_The request_: Quote the lines from the first one down through the line containing "- y-tick-label: 4K: [67, 292, 94, 317]", including that line.

────

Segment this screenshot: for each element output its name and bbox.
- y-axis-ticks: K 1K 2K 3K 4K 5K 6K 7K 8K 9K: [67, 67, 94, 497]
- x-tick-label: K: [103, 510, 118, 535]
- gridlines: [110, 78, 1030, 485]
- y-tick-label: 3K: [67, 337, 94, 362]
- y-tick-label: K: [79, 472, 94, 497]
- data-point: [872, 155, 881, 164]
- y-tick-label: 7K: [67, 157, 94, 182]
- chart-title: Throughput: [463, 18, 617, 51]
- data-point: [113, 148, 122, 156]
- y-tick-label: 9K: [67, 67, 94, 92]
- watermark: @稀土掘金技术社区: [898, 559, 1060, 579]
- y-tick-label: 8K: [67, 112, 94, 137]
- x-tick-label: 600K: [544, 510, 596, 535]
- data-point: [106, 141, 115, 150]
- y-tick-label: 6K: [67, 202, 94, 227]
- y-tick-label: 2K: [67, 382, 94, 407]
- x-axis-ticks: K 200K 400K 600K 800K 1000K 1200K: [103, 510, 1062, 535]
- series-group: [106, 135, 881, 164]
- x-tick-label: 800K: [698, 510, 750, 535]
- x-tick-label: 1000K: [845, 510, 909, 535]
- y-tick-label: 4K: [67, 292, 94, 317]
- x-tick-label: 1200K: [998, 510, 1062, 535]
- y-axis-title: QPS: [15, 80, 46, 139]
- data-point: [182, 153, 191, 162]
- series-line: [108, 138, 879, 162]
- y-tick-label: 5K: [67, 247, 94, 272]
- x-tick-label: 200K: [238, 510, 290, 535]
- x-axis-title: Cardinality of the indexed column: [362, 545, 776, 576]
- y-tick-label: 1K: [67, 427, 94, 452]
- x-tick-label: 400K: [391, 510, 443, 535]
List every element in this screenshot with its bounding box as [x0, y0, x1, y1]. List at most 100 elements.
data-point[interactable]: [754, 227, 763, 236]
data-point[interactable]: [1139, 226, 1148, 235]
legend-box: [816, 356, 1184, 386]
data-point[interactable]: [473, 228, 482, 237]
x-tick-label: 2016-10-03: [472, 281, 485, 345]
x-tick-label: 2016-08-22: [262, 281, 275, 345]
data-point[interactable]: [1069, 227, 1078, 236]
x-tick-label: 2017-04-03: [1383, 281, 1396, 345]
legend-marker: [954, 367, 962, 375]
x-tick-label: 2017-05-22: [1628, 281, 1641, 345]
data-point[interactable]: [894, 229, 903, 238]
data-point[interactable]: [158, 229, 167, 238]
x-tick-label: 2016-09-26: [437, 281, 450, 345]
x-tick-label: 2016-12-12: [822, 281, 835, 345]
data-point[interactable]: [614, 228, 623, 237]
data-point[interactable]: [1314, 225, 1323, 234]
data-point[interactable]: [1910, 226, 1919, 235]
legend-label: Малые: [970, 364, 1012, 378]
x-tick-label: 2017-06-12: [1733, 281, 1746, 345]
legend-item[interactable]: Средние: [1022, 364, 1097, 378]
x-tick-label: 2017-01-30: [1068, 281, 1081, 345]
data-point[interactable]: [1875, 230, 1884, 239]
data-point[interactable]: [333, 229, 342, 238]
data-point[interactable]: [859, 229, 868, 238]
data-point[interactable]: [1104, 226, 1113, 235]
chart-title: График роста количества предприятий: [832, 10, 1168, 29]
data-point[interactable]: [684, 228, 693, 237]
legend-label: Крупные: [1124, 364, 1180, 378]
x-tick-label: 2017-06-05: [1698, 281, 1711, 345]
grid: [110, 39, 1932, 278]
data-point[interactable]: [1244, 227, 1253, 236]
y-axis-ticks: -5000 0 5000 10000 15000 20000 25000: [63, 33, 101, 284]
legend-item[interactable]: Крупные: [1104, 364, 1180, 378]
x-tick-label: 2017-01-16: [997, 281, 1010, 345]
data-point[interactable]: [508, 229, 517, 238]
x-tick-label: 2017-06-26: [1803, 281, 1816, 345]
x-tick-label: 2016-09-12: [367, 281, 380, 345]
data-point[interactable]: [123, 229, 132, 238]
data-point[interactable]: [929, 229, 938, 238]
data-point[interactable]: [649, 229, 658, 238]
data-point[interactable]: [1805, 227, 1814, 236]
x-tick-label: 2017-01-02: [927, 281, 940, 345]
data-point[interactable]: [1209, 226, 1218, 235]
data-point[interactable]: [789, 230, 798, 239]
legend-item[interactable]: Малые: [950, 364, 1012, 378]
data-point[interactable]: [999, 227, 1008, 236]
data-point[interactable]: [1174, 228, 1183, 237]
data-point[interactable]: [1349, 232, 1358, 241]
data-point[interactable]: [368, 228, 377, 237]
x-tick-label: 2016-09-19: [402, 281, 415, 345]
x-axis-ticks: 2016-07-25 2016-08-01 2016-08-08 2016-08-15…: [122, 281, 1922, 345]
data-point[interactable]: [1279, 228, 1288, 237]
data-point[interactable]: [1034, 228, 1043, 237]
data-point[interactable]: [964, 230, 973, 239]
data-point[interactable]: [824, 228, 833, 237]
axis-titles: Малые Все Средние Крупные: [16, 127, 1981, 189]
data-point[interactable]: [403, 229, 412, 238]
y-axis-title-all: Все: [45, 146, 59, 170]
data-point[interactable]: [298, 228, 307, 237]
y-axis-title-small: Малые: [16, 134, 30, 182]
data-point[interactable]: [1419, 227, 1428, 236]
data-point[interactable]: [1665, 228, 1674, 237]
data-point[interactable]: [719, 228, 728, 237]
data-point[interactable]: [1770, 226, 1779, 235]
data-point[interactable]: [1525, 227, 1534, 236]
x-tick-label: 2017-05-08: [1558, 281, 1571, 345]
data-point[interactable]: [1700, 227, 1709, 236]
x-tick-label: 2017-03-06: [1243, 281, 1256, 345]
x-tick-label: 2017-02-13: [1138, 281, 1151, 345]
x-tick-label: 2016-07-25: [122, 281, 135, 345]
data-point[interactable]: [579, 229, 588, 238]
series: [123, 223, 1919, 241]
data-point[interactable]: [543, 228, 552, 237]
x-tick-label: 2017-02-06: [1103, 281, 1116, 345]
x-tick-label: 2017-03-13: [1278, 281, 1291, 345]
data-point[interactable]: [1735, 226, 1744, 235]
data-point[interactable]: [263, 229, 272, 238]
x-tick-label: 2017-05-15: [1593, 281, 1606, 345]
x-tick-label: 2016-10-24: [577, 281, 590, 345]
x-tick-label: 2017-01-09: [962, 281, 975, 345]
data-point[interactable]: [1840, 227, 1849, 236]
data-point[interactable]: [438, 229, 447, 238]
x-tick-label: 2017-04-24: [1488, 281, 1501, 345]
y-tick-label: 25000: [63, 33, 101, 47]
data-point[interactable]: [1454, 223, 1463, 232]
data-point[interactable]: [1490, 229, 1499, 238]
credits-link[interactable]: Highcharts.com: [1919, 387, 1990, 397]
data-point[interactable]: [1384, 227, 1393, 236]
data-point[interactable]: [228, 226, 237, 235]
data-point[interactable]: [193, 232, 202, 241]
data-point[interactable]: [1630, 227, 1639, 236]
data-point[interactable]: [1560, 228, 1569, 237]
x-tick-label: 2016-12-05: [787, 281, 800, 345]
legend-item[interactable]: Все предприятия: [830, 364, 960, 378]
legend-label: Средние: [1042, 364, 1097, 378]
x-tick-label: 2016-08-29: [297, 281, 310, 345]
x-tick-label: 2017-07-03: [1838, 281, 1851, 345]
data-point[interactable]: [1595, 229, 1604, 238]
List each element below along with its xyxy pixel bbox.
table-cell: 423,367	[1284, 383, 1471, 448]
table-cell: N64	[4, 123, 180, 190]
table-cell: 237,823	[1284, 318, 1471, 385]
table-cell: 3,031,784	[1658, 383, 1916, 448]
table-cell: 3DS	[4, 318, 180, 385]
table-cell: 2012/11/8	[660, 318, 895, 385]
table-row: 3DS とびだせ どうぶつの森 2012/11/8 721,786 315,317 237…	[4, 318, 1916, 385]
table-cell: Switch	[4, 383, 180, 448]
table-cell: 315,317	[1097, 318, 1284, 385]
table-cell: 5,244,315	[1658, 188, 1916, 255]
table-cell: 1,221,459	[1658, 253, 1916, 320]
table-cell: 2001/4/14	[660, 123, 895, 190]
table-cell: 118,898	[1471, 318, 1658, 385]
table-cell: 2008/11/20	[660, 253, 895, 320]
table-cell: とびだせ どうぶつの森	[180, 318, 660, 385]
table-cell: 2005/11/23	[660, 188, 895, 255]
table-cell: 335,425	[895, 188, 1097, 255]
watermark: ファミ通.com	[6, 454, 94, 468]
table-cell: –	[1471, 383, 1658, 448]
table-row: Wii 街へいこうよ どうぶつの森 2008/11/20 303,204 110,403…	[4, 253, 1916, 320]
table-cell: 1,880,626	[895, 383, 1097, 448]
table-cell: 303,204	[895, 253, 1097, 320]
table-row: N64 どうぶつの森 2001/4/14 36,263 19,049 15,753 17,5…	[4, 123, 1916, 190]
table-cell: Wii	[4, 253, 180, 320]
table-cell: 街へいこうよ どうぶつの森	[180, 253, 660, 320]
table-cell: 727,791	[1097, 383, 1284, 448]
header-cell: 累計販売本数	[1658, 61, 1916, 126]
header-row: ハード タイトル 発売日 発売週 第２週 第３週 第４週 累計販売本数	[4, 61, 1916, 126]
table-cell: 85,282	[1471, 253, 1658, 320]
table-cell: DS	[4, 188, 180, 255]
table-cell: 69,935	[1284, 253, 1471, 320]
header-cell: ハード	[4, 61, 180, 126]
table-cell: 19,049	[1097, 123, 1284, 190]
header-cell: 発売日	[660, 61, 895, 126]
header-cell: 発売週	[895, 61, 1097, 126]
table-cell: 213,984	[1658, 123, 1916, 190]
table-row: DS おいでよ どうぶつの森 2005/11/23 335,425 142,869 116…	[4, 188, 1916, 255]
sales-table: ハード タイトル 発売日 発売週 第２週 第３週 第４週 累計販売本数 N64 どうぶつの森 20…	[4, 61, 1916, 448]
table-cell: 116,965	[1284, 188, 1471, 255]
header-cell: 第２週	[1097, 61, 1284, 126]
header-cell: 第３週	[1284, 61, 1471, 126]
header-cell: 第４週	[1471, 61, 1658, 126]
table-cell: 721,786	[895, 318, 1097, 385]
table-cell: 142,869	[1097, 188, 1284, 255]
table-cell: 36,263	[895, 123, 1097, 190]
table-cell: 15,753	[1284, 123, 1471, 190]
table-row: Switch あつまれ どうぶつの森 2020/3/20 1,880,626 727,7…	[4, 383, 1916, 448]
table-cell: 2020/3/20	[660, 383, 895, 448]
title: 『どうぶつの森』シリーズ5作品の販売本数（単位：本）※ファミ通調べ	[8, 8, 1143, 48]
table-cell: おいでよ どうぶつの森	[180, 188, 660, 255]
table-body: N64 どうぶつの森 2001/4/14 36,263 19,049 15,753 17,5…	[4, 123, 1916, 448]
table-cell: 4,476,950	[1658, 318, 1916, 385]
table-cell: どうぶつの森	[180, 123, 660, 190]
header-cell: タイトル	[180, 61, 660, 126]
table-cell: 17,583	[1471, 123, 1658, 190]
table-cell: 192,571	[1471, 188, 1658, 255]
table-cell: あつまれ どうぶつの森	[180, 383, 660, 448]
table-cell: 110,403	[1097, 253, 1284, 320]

────

_Response to the exercise_:
Segment this screenshot: for each element output its name and bbox.
- y-axis-ticks: K 1K 2K 3K 4K 5K 6K 7K 8K 9K: [67, 67, 94, 497]
- x-tick-label: K: [103, 510, 118, 535]
- gridlines: [110, 78, 1030, 485]
- y-tick-label: 3K: [67, 337, 94, 362]
- y-tick-label: K: [79, 472, 94, 497]
- data-point: [872, 155, 881, 164]
- y-tick-label: 7K: [67, 157, 94, 182]
- chart-title: Throughput: [463, 18, 617, 51]
- data-point: [113, 148, 122, 156]
- y-tick-label: 9K: [67, 67, 94, 92]
- watermark: @稀土掘金技术社区: [898, 559, 1060, 579]
- y-tick-label: 8K: [67, 112, 94, 137]
- x-tick-label: 600K: [544, 510, 596, 535]
- data-point: [106, 141, 115, 150]
- y-tick-label: 6K: [67, 202, 94, 227]
- y-tick-label: 2K: [67, 382, 94, 407]
- x-axis-ticks: K 200K 400K 600K 800K 1000K 1200K: [103, 510, 1062, 535]
- series-group: [106, 135, 881, 164]
- x-tick-label: 800K: [698, 510, 750, 535]
- x-tick-label: 1000K: [845, 510, 909, 535]
- y-tick-label: 4K: [67, 292, 94, 317]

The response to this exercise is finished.